━━━ Testo da leggere ━━━

Gli esperti di Carnegie si aspettano un intervento del governo a stretto giro per fermare un contagio che ormai ha valicato le frontiere cinesi. Ma sarà solo nuovo debito per sanare quello vecchio. Standard&Poor’s ci crede poco e si aspetta lo stallo a oltranza. Chi rimane al palo, intanto, sono i creditori…

Fate presto. A qualcuno verrà in mente il celebre titolo del Sole 24 Ore nel pieno della crisi del novembre 2011, con lo spread Btp/Bund a oltre 500 punti base. Ma forse il tutto si può aggiornare al 2021, anno della grande e spaventosa crisi immobiliare cinese, il cui simbolo è il collasso di Evergrande, gigante che in portafoglio ha 1.300 complessi immobiliari in 280 città ma insolvente per 305 miliardi di dollari e con le azioni ridotte ormai a carta straccia causa perdita del 90% del valore. Il contagio, come dimostra l’andamento dei titoli dei principali operatori immobiliari, è ormai in atto e difficilmente di potrà arrestare.

A meno che Pechino non decida di prendere sul serio la situazione in mano, hanno scritto gli esperti del Carnegie in un paper dedicato proprio alla drammatica crisi del mattone cinese, che trova in Evergrande la sua massima espressione. Un male che viene da lontano ma che il governo di Xi Jinping non può continuare ad ignorare. Prima agirà, meglio sarà.

━━━ Righe estratte ━━━

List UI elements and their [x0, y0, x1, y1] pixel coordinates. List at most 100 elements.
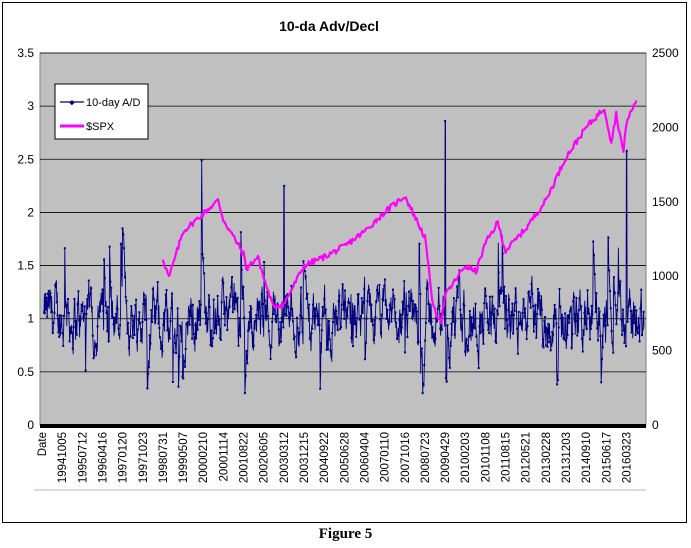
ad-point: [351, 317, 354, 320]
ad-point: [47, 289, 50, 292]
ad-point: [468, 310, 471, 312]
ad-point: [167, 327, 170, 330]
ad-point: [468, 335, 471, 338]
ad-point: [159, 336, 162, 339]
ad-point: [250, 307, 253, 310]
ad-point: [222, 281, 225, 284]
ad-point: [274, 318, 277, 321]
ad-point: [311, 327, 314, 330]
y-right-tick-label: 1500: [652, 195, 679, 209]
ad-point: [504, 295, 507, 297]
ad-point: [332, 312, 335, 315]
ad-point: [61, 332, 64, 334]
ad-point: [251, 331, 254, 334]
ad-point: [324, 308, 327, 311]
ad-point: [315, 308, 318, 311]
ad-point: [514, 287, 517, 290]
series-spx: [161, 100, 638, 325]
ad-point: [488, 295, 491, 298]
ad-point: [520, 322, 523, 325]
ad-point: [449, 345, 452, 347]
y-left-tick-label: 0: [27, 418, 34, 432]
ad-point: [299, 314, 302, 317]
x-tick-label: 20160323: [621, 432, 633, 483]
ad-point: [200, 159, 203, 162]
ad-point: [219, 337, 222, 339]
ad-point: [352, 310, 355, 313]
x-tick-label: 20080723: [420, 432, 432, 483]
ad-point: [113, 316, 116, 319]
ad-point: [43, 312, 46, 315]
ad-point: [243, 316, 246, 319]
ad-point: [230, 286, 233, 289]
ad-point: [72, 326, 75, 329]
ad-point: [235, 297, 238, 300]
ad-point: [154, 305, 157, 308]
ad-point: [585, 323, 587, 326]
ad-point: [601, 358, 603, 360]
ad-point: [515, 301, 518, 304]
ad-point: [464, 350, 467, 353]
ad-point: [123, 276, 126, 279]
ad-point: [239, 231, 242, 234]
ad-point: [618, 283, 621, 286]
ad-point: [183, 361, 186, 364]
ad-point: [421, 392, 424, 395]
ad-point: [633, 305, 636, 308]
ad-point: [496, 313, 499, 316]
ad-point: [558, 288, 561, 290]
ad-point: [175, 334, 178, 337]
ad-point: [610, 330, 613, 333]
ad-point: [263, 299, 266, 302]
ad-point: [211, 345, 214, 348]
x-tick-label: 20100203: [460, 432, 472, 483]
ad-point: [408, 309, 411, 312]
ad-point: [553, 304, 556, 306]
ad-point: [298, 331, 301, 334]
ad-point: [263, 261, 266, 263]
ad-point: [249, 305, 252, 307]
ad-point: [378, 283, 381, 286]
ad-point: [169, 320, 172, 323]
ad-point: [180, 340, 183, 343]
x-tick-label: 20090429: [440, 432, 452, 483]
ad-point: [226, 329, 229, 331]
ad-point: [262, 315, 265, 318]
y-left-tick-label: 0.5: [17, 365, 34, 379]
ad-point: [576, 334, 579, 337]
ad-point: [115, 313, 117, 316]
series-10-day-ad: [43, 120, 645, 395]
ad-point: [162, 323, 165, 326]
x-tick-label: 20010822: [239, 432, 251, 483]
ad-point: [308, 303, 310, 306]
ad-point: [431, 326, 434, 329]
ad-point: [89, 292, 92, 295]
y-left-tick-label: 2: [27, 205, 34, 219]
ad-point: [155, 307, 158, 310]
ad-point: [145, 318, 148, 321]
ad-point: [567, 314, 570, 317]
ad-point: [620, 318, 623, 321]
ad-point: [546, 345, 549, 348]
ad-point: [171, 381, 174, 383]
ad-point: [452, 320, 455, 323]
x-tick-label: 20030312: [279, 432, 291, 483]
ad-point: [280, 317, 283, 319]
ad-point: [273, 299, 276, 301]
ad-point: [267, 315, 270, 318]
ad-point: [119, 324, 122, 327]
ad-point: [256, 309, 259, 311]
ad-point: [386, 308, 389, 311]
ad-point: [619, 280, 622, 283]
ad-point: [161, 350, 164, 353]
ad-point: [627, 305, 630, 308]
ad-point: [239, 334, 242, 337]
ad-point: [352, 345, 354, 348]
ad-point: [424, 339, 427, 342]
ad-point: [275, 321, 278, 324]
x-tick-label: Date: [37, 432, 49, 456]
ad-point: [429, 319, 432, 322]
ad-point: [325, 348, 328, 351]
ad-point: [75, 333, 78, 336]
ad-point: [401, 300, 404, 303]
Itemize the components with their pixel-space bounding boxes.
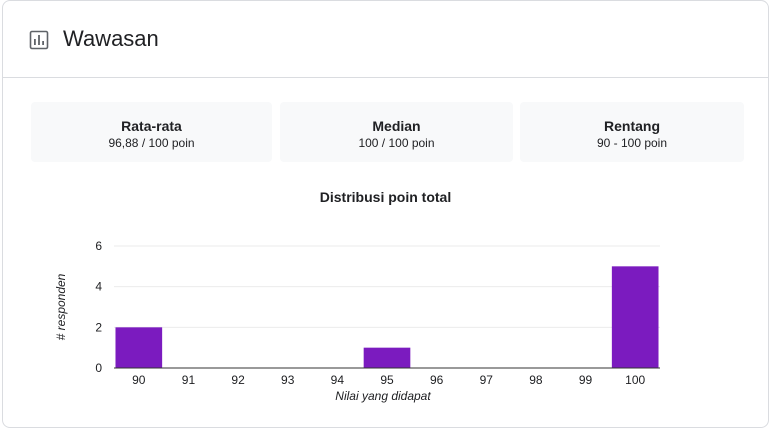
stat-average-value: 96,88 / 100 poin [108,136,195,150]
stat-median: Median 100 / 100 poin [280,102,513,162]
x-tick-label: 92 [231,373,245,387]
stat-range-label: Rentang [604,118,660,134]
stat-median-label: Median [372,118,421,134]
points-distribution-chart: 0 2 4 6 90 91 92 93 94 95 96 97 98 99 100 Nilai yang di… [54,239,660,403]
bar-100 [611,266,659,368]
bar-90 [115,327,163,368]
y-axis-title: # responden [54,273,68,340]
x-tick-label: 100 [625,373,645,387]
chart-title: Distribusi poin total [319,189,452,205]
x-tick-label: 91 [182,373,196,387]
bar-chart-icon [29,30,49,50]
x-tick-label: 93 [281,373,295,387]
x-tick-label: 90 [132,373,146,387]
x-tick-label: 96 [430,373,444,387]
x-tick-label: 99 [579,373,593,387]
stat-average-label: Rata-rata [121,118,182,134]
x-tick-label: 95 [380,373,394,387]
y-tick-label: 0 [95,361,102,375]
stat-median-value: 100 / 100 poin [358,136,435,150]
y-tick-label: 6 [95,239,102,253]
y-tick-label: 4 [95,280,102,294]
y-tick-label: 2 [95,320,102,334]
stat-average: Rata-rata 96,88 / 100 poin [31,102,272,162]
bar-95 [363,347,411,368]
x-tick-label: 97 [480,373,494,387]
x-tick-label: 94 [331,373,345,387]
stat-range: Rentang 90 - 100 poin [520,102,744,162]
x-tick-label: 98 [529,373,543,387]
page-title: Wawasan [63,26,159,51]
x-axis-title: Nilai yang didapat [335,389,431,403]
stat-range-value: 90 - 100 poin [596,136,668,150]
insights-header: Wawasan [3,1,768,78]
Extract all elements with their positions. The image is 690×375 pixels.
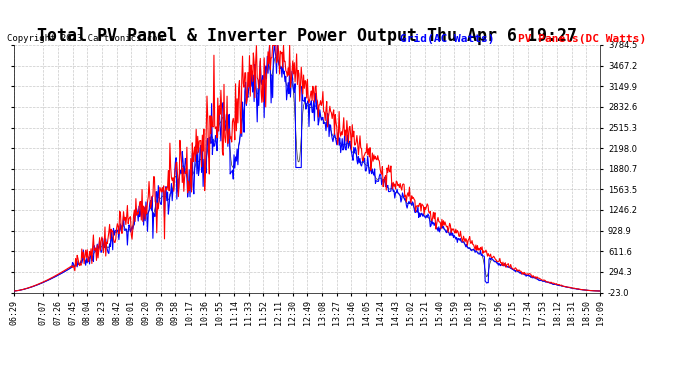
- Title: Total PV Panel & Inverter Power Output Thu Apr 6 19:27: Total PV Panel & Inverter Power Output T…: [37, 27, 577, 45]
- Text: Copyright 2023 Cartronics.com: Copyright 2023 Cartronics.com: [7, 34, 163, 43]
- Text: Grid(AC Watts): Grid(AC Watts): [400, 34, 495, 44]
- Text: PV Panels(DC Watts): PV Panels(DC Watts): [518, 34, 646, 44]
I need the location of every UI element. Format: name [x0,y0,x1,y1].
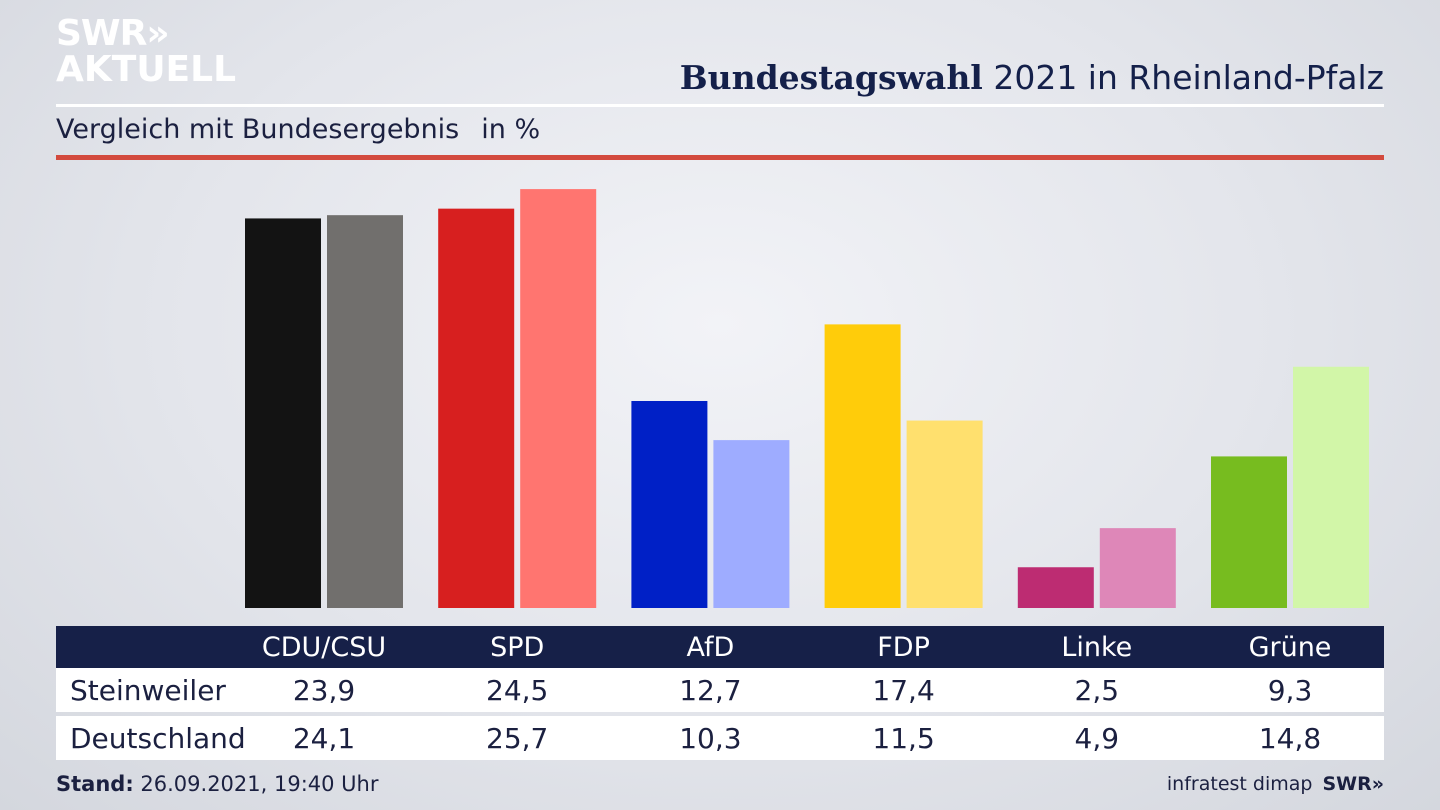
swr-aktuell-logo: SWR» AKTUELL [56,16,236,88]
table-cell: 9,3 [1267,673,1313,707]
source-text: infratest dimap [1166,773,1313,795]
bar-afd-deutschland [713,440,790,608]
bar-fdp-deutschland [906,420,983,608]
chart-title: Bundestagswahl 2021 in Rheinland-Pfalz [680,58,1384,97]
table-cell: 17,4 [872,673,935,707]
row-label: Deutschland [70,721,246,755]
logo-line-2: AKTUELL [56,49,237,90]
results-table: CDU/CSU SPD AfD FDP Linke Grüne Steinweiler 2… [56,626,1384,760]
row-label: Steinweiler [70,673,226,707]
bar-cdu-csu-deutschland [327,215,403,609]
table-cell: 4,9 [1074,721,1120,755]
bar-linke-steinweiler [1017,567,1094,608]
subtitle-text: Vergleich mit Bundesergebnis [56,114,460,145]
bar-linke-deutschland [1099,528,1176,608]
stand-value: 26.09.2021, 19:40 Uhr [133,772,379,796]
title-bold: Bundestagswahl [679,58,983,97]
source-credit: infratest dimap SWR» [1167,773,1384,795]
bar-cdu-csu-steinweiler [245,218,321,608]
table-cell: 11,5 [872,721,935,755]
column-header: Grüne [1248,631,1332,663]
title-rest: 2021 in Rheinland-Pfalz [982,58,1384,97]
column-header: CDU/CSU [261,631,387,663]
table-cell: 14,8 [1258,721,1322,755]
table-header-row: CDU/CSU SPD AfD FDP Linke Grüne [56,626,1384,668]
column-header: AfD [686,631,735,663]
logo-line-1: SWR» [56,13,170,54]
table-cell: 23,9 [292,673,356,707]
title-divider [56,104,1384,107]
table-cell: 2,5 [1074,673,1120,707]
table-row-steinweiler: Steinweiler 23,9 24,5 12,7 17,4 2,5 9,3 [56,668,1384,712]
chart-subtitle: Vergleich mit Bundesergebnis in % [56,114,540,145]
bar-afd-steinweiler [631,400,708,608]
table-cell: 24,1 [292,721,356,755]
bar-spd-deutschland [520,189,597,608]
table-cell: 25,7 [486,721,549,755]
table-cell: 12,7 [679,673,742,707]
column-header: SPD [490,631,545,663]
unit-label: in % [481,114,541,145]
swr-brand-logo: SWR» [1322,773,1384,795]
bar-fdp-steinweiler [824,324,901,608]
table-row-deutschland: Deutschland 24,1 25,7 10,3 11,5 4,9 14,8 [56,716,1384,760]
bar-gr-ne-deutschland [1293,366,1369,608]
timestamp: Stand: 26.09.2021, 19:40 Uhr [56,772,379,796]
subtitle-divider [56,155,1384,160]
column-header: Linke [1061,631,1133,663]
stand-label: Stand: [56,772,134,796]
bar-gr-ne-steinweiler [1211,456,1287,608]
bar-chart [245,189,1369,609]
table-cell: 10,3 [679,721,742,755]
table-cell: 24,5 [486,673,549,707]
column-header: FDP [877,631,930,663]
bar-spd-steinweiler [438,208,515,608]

━━━

Compiti dell'esercizio:
a) Nel testo sulla crisi immobiliare cinese, perché le azioni di Evergrande sono definite «carta straccia»? Rispondi in una o due frasi.
b) Per ciascuna affermazione indica se concorda con il testo sulla crisi immobiliare cinese, rispondendo sì o no e citando le parole del testo che lo stabiliscono: (i) Evergrande ha in portafoglio 1.300 complessi immobiliari in 280 città; (ii) Standard&Poor’s si aspetta un rapido intervento del governo; (iii) secondo gli esperti di Carnegie il contagio è rimasto entro i confini cinesi.
c) Prosegui il testo sulla crisi immobiliare cinese a partire dalla frase che segue «Prima agirà, meglio sarà.»
Le righe sono materiale a sé, distinto dal testo sulla crisi immobiliare cinese.

Soluzioni:
a) Le azioni di Evergrande sono definite «carta straccia» perché hanno perso il 90% del loro valore.

b)
(i) Sì: «in portafoglio ha 1.300 complessi immobiliari in 280 città».
(ii) No: «Standard&Poor’s ci crede poco e si aspetta lo stallo a oltranza».
(iii) No: «un contagio che ormai ha valicato le frontiere cinesi».

c)
DEBITO CHIAMA DEBITO

“Con obiettivi politicamente contrastanti”, scrivono gli economisti di Carnegie, “è molto difficile prevedere come reagirà Pechino. È chiaro, tuttavia, che i regolatori devono agire rapidamente per contenere la diffusione dei costi delle difficoltà finanziarie. A questo punto l’ipotesi migliore è che nei prossimi giorni o al massimo settimane il governo adotterà misure concrete. Ma, attenzione, qualunque decisione venga presa verrà fatta ricorrendo a nuovo debito, il che potrebbe non risolvere molto”. Pechino, insomma, potrebbe alla fine davvero intervenire con un salvataggio di Stato. Ma l’operazione costa e per sanare il debito, mostruoso, di Evergrande potrebbe essere necessario aprire nuove falle.

PECHINO AGISCE O NO?

Al Carnegie, ma non solo lì, sono più che convinti che la prima cosa da fare sia fermare il contagio riconducibile a Evergrande. “Il primo e più evidente rischio è quello del contagio del mercato del credito. In questo momento i regolatori cinesi sono ancora in attesa, ma prima o poi dovranno agire. Non bisogna dimenticare che poiché il sistema finanziario cinese è in gran parte chiuso, con la presenza di creditori stranieri e indipendenti molto limitata, le autorità hanno un profondo grip e possono intervenire rapidamente per evitare che il contagio di Evergrande causi un effetto valanga”.

IL REBUS DEI CREDITORI

Un altro passaggio dell’analisi di Carnegie è dedicato al futuro dei creditori, che prima o poi andranno risarciti. “La maggior parte degli analisti si aspetta, giustamente, una gerarchia nei rimborsi. Innanzitutto si procederà con i risparmiatori privati, quelli che hanno sottoscritto i bond Evergrande, poi con ogni probabilità sarà il turno delle banche locali che hanno finanziato i progetti urbani e immobiliari. Infine tutti gli altri creditori, inclusi quelli esteri”. Uno schema che potrebbe creare qualche problema. “Ci si può aspettare un’impennata delle cause legali poiché questi creditori stranieri rivendicano una discriminazione ingiusta”.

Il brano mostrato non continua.